Stored records »
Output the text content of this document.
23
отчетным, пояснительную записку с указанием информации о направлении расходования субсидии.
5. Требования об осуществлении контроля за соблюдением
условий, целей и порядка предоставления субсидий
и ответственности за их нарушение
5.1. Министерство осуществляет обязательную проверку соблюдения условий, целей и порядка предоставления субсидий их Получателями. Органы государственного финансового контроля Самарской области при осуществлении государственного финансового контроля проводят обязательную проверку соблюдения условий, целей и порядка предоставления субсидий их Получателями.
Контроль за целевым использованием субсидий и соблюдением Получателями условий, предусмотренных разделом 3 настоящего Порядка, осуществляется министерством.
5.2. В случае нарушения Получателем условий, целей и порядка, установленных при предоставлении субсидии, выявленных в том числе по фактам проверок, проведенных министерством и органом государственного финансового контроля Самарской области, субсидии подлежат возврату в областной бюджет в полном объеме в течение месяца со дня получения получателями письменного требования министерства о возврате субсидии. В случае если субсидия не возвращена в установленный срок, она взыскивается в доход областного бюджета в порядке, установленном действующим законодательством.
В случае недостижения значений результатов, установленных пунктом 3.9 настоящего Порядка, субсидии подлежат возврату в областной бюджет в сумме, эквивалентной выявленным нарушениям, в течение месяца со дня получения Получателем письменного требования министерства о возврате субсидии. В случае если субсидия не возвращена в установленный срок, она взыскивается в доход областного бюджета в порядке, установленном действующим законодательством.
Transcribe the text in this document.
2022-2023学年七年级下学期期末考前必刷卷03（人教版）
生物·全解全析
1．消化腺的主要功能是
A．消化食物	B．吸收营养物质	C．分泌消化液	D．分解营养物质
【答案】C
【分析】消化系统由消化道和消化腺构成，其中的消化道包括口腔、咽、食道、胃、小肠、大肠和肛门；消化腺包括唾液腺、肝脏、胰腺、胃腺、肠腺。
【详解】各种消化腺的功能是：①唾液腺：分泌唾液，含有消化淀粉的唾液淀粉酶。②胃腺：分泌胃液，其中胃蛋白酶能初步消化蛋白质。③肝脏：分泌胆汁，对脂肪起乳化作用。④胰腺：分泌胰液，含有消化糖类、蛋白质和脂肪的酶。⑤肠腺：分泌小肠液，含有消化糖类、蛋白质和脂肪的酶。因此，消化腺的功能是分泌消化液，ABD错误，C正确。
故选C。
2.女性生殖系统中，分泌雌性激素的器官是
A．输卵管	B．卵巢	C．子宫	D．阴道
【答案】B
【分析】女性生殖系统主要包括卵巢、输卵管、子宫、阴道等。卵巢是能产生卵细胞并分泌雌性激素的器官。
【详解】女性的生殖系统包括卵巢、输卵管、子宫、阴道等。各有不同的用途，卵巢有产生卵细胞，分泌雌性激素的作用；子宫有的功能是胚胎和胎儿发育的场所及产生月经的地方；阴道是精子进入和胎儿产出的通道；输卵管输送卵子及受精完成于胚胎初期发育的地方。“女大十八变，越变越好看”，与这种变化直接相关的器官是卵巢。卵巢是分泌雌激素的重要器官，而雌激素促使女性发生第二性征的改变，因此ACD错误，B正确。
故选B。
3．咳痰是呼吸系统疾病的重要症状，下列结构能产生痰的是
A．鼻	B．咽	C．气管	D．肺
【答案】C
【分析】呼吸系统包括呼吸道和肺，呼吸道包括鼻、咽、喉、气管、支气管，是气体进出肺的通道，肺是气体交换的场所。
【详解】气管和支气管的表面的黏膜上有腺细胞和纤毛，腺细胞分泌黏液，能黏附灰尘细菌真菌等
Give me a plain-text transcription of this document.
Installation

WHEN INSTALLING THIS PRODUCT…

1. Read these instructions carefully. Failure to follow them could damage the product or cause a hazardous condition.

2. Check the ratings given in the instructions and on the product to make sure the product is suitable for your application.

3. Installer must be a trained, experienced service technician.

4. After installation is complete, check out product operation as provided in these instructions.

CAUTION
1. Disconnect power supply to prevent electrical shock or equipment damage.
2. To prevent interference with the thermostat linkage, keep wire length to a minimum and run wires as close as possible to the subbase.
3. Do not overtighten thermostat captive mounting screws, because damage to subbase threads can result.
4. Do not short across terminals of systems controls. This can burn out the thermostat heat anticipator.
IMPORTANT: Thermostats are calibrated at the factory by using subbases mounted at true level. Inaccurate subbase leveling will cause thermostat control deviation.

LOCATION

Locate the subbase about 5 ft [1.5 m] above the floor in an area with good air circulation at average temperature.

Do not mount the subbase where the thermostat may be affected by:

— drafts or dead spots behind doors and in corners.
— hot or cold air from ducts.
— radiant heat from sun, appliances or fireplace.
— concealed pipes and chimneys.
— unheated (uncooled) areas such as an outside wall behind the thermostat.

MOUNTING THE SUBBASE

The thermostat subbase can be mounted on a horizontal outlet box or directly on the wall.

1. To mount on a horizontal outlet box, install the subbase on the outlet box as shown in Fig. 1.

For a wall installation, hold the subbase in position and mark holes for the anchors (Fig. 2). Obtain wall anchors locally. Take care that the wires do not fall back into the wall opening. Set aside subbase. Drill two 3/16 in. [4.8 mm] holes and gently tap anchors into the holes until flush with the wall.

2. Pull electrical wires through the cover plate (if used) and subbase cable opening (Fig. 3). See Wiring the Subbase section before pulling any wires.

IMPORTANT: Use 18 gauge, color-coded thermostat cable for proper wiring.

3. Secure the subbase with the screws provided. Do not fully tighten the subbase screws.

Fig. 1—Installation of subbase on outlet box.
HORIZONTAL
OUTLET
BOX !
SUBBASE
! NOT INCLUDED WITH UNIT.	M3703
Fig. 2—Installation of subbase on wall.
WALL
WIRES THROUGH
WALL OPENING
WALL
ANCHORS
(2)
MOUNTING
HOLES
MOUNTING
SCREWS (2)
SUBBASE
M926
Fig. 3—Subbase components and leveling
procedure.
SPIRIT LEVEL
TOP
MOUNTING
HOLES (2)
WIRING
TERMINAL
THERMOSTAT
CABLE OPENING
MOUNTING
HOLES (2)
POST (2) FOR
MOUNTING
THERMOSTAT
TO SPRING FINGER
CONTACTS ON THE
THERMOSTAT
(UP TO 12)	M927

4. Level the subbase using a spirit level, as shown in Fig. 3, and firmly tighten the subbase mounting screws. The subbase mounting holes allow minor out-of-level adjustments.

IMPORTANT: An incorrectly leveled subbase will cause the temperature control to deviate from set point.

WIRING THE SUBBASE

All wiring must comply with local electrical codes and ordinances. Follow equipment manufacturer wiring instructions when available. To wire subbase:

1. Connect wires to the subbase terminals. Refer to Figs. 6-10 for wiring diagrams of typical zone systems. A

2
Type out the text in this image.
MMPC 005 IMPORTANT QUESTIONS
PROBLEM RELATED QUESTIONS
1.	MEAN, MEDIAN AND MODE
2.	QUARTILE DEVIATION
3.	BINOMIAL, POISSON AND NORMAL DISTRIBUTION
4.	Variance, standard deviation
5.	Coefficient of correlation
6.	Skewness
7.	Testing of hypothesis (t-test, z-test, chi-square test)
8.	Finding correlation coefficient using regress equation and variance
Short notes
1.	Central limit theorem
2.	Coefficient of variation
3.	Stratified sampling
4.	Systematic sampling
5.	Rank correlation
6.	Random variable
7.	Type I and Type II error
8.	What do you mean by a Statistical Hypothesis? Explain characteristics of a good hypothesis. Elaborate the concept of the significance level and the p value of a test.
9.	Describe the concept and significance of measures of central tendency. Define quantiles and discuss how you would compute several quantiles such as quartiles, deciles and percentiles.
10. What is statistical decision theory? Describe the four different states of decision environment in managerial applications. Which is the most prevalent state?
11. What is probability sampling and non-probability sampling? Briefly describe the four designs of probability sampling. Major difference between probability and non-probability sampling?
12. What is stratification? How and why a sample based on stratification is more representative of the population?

Aim of the task »
Copy every line of the material, please, keeping it exactly the same.

Correct response »
Output the text content of this document.
23
отчетным, пояснительную записку с указанием информации о направлении расходования субсидии.
5. Требования об осуществлении контроля за соблюдением
условий, целей и порядка предоставления субсидий
и ответственности за их нарушение
5.1. Министерство осуществляет обязательную проверку соблюдения условий, целей и порядка предоставления субсидий их Получателями. Органы государственного финансового контроля Самарской области при осуществлении государственного финансового контроля проводят обязательную проверку соблюдения условий, целей и порядка предоставления субсидий их Получателями.
Контроль за целевым использованием субсидий и соблюдением Получателями условий, предусмотренных разделом 3 настоящего Порядка, осуществляется министерством.
5.2. В случае нарушения Получателем условий, целей и порядка, установленных при предоставлении субсидии, выявленных в том числе по фактам проверок, проведенных министерством и органом государственного финансового контроля Самарской области, субсидии подлежат возврату в областной бюджет в полном объеме в течение месяца со дня получения получателями письменного требования министерства о возврате субсидии. В случае если субсидия не возвращена в установленный срок, она взыскивается в доход областного бюджета в порядке, установленном действующим законодательством.
В случае недостижения значений результатов, установленных пунктом 3.9 настоящего Порядка, субсидии подлежат возврату в областной бюджет в сумме, эквивалентной выявленным нарушениям, в течение месяца со дня получения Получателем письменного требования министерства о возврате субсидии. В случае если субсидия не возвращена в установленный срок, она взыскивается в доход областного бюджета в порядке, установленном действующим законодательством.
Transcribe the text in this document.
2022-2023学年七年级下学期期末考前必刷卷03（人教版）
生物·全解全析
1．消化腺的主要功能是
A．消化食物	B．吸收营养物质	C．分泌消化液	D．分解营养物质
【答案】C
【分析】消化系统由消化道和消化腺构成，其中的消化道包括口腔、咽、食道、胃、小肠、大肠和肛门；消化腺包括唾液腺、肝脏、胰腺、胃腺、肠腺。
【详解】各种消化腺的功能是：①唾液腺：分泌唾液，含有消化淀粉的唾液淀粉酶。②胃腺：分泌胃液，其中胃蛋白酶能初步消化蛋白质。③肝脏：分泌胆汁，对脂肪起乳化作用。④胰腺：分泌胰液，含有消化糖类、蛋白质和脂肪的酶。⑤肠腺：分泌小肠液，含有消化糖类、蛋白质和脂肪的酶。因此，消化腺的功能是分泌消化液，ABD错误，C正确。
故选C。
2.女性生殖系统中，分泌雌性激素的器官是
A．输卵管	B．卵巢	C．子宫	D．阴道
【答案】B
【分析】女性生殖系统主要包括卵巢、输卵管、子宫、阴道等。卵巢是能产生卵细胞并分泌雌性激素的器官。
【详解】女性的生殖系统包括卵巢、输卵管、子宫、阴道等。各有不同的用途，卵巢有产生卵细胞，分泌雌性激素的作用；子宫有的功能是胚胎和胎儿发育的场所及产生月经的地方；阴道是精子进入和胎儿产出的通道；输卵管输送卵子及受精完成于胚胎初期发育的地方。“女大十八变，越变越好看”，与这种变化直接相关的器官是卵巢。卵巢是分泌雌激素的重要器官，而雌激素促使女性发生第二性征的改变，因此ACD错误，B正确。
故选B。
3．咳痰是呼吸系统疾病的重要症状，下列结构能产生痰的是
A．鼻	B．咽	C．气管	D．肺
【答案】C
【分析】呼吸系统包括呼吸道和肺，呼吸道包括鼻、咽、喉、气管、支气管，是气体进出肺的通道，肺是气体交换的场所。
【详解】气管和支气管的表面的黏膜上有腺细胞和纤毛，腺细胞分泌黏液，能黏附灰尘细菌真菌等
Give me a plain-text transcription of this document.
Installation

WHEN INSTALLING THIS PRODUCT…

1. Read these instructions carefully. Failure to follow them could damage the product or cause a hazardous condition.

2. Check the ratings given in the instructions and on the product to make sure the product is suitable for your application.

3. Installer must be a trained, experienced service technician.

4. After installation is complete, check out product operation as provided in these instructions.

CAUTION
1. Disconnect power supply to prevent electrical shock or equipment damage.
2. To prevent interference with the thermostat linkage, keep wire length to a minimum and run wires as close as possible to the subbase.
3. Do not overtighten thermostat captive mounting screws, because damage to subbase threads can result.
4. Do not short across terminals of systems controls. This can burn out the thermostat heat anticipator.
IMPORTANT: Thermostats are calibrated at the factory by using subbases mounted at true level. Inaccurate subbase leveling will cause thermostat control deviation.

LOCATION

Locate the subbase about 5 ft [1.5 m] above the floor in an area with good air circulation at average temperature.

Do not mount the subbase where the thermostat may be affected by:

— drafts or dead spots behind doors and in corners.
— hot or cold air from ducts.
— radiant heat from sun, appliances or fireplace.
— concealed pipes and chimneys.
— unheated (uncooled) areas such as an outside wall behind the thermostat.

MOUNTING THE SUBBASE

The thermostat subbase can be mounted on a horizontal outlet box or directly on the wall.

1. To mount on a horizontal outlet box, install the subbase on the outlet box as shown in Fig. 1.

For a wall installation, hold the subbase in position and mark holes for the anchors (Fig. 2). Obtain wall anchors locally. Take care that the wires do not fall back into the wall opening. Set aside subbase. Drill two 3/16 in. [4.8 mm] holes and gently tap anchors into the holes until flush with the wall.

2. Pull electrical wires through the cover plate (if used) and subbase cable opening (Fig. 3). See Wiring the Subbase section before pulling any wires.

IMPORTANT: Use 18 gauge, color-coded thermostat cable for proper wiring.

3. Secure the subbase with the screws provided. Do not fully tighten the subbase screws.

Fig. 1—Installation of subbase on outlet box.
HORIZONTAL
OUTLET
BOX !
SUBBASE
! NOT INCLUDED WITH UNIT.	M3703
Fig. 2—Installation of subbase on wall.
WALL
WIRES THROUGH
WALL OPENING
WALL
ANCHORS
(2)
MOUNTING
HOLES
MOUNTING
SCREWS (2)
SUBBASE
M926
Fig. 3—Subbase components and leveling
procedure.
SPIRIT LEVEL
TOP
MOUNTING
HOLES (2)
WIRING
TERMINAL
THERMOSTAT
CABLE OPENING
MOUNTING
HOLES (2)
POST (2) FOR
MOUNTING
THERMOSTAT
TO SPRING FINGER
CONTACTS ON THE
THERMOSTAT
(UP TO 12)	M927

4. Level the subbase using a spirit level, as shown in Fig. 3, and firmly tighten the subbase mounting screws. The subbase mounting holes allow minor out-of-level adjustments.

IMPORTANT: An incorrectly leveled subbase will cause the temperature control to deviate from set point.

WIRING THE SUBBASE

All wiring must comply with local electrical codes and ordinances. Follow equipment manufacturer wiring instructions when available. To wire subbase:

1. Connect wires to the subbase terminals. Refer to Figs. 6-10 for wiring diagrams of typical zone systems. A

2
Type out the text in this image.
MMPC 005 IMPORTANT QUESTIONS
PROBLEM RELATED QUESTIONS
1.	MEAN, MEDIAN AND MODE
2.	QUARTILE DEVIATION
3.	BINOMIAL, POISSON AND NORMAL DISTRIBUTION
4.	Variance, standard deviation
5.	Coefficient of correlation
6.	Skewness
7.	Testing of hypothesis (t-test, z-test, chi-square test)
8.	Finding correlation coefficient using regress equation and variance
Short notes
1.	Central limit theorem
2.	Coefficient of variation
3.	Stratified sampling
4.	Systematic sampling
5.	Rank correlation
6.	Random variable
7.	Type I and Type II error
8.	What do you mean by a Statistical Hypothesis? Explain characteristics of a good hypothesis. Elaborate the concept of the significance level and the p value of a test.
9.	Describe the concept and significance of measures of central tendency. Define quantiles and discuss how you would compute several quantiles such as quartiles, deciles and percentiles.
10. What is statistical decision theory? Describe the four different states of decision environment in managerial applications. Which is the most prevalent state?
11. What is probability sampling and non-probability sampling? Briefly describe the four designs of probability sampling. Major difference between probability and non-probability sampling?
12. What is stratification? How and why a sample based on stratification is more representative of the population?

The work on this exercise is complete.